### Written task
Print the data that follows exactly.

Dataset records
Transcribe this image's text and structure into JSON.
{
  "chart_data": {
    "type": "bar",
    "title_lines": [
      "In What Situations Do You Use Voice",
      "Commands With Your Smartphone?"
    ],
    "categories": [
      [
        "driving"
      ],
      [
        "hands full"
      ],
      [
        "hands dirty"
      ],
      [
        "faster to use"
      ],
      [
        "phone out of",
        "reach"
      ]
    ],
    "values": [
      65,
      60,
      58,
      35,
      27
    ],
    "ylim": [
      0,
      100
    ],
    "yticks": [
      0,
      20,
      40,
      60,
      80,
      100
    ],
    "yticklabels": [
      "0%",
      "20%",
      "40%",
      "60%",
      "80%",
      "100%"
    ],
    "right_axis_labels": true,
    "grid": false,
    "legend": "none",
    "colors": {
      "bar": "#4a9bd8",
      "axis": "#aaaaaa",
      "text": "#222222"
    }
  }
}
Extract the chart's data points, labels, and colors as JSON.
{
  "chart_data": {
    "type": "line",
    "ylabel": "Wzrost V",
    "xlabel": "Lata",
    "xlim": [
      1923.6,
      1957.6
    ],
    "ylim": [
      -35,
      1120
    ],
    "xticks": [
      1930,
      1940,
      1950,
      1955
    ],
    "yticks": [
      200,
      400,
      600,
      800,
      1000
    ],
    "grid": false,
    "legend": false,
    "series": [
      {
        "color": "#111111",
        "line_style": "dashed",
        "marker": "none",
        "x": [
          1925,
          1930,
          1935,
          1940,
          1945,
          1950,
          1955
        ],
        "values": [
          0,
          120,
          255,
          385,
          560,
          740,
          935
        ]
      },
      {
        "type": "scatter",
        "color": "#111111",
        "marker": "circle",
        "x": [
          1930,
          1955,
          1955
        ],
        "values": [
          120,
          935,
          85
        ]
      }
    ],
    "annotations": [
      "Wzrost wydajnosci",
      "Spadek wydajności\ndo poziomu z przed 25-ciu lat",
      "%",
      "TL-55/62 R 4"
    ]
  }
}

### Answer in full
Transcribe this image's text and structure into JSON.
{
  "chart_data": {
    "type": "bar",
    "title_lines": [
      "In What Situations Do You Use Voice",
      "Commands With Your Smartphone?"
    ],
    "categories": [
      [
        "driving"
      ],
      [
        "hands full"
      ],
      [
        "hands dirty"
      ],
      [
        "faster to use"
      ],
      [
        "phone out of",
        "reach"
      ]
    ],
    "values": [
      65,
      60,
      58,
      35,
      27
    ],
    "ylim": [
      0,
      100
    ],
    "yticks": [
      0,
      20,
      40,
      60,
      80,
      100
    ],
    "yticklabels": [
      "0%",
      "20%",
      "40%",
      "60%",
      "80%",
      "100%"
    ],
    "right_axis_labels": true,
    "grid": false,
    "legend": "none",
    "colors": {
      "bar": "#4a9bd8",
      "axis": "#aaaaaa",
      "text": "#222222"
    }
  }
}
Extract the chart's data points, labels, and colors as JSON.
{
  "chart_data": {
    "type": "line",
    "ylabel": "Wzrost V",
    "xlabel": "Lata",
    "xlim": [
      1923.6,
      1957.6
    ],
    "ylim": [
      -35,
      1120
    ],
    "xticks": [
      1930,
      1940,
      1950,
      1955
    ],
    "yticks": [
      200,
      400,
      600,
      800,
      1000
    ],
    "grid": false,
    "legend": false,
    "series": [
      {
        "color": "#111111",
        "line_style": "dashed",
        "marker": "none",
        "x": [
          1925,
          1930,
          1935,
          1940,
          1945,
          1950,
          1955
        ],
        "values": [
          0,
          120,
          255,
          385,
          560,
          740,
          935
        ]
      },
      {
        "type": "scatter",
        "color": "#111111",
        "marker": "circle",
        "x": [
          1930,
          1955,
          1955
        ],
        "values": [
          120,
          935,
          85
        ]
      }
    ],
    "annotations": [
      "Wzrost wydajnosci",
      "Spadek wydajności\ndo poziomu z przed 25-ciu lat",
      "%",
      "TL-55/62 R 4"
    ]
  }
}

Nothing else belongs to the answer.